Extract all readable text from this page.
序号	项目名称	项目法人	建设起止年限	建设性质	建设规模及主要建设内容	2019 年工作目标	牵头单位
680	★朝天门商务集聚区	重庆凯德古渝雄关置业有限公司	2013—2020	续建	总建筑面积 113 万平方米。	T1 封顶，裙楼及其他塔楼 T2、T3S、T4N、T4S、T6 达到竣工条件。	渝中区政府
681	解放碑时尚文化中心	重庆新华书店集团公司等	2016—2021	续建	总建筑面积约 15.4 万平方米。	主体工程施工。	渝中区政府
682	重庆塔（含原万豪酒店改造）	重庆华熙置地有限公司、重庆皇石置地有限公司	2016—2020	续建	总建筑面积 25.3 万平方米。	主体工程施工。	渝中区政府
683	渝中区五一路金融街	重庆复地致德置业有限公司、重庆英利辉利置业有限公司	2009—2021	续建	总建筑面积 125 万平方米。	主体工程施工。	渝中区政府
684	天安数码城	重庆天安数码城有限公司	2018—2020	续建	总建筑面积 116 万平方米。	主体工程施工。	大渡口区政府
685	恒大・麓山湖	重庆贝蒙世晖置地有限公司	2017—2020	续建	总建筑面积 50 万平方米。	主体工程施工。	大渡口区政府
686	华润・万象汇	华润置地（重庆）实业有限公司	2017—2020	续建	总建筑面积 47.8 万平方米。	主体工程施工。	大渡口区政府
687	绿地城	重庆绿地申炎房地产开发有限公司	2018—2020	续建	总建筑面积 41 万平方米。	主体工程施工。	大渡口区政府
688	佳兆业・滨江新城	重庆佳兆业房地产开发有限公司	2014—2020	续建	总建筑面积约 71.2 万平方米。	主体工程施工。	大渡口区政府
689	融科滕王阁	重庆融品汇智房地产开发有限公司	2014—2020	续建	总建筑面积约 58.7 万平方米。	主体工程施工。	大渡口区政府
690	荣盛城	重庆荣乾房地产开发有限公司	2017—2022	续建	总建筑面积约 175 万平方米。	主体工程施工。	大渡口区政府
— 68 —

* _Exercise instructions_
Print again each line of the listing above, exactly as it appears.

* _Reply_
Extract all readable text from this page.
序号	项目名称	项目法人	建设起止年限	建设性质	建设规模及主要建设内容	2019 年工作目标	牵头单位
680	★朝天门商务集聚区	重庆凯德古渝雄关置业有限公司	2013—2020	续建	总建筑面积 113 万平方米。	T1 封顶，裙楼及其他塔楼 T2、T3S、T4N、T4S、T6 达到竣工条件。	渝中区政府
681	解放碑时尚文化中心	重庆新华书店集团公司等	2016—2021	续建	总建筑面积约 15.4 万平方米。	主体工程施工。	渝中区政府
682	重庆塔（含原万豪酒店改造）	重庆华熙置地有限公司、重庆皇石置地有限公司	2016—2020	续建	总建筑面积 25.3 万平方米。	主体工程施工。	渝中区政府
683	渝中区五一路金融街	重庆复地致德置业有限公司、重庆英利辉利置业有限公司	2009—2021	续建	总建筑面积 125 万平方米。	主体工程施工。	渝中区政府
684	天安数码城	重庆天安数码城有限公司	2018—2020	续建	总建筑面积 116 万平方米。	主体工程施工。	大渡口区政府
685	恒大・麓山湖	重庆贝蒙世晖置地有限公司	2017—2020	续建	总建筑面积 50 万平方米。	主体工程施工。	大渡口区政府
686	华润・万象汇	华润置地（重庆）实业有限公司	2017—2020	续建	总建筑面积 47.8 万平方米。	主体工程施工。	大渡口区政府
687	绿地城	重庆绿地申炎房地产开发有限公司	2018—2020	续建	总建筑面积 41 万平方米。	主体工程施工。	大渡口区政府
688	佳兆业・滨江新城	重庆佳兆业房地产开发有限公司	2014—2020	续建	总建筑面积约 71.2 万平方米。	主体工程施工。	大渡口区政府
689	融科滕王阁	重庆融品汇智房地产开发有限公司	2014—2020	续建	总建筑面积约 58.7 万平方米。	主体工程施工。	大渡口区政府
690	荣盛城	重庆荣乾房地产开发有限公司	2017—2022	续建	总建筑面积约 175 万平方米。	主体工程施工。	大渡口区政府
— 68 —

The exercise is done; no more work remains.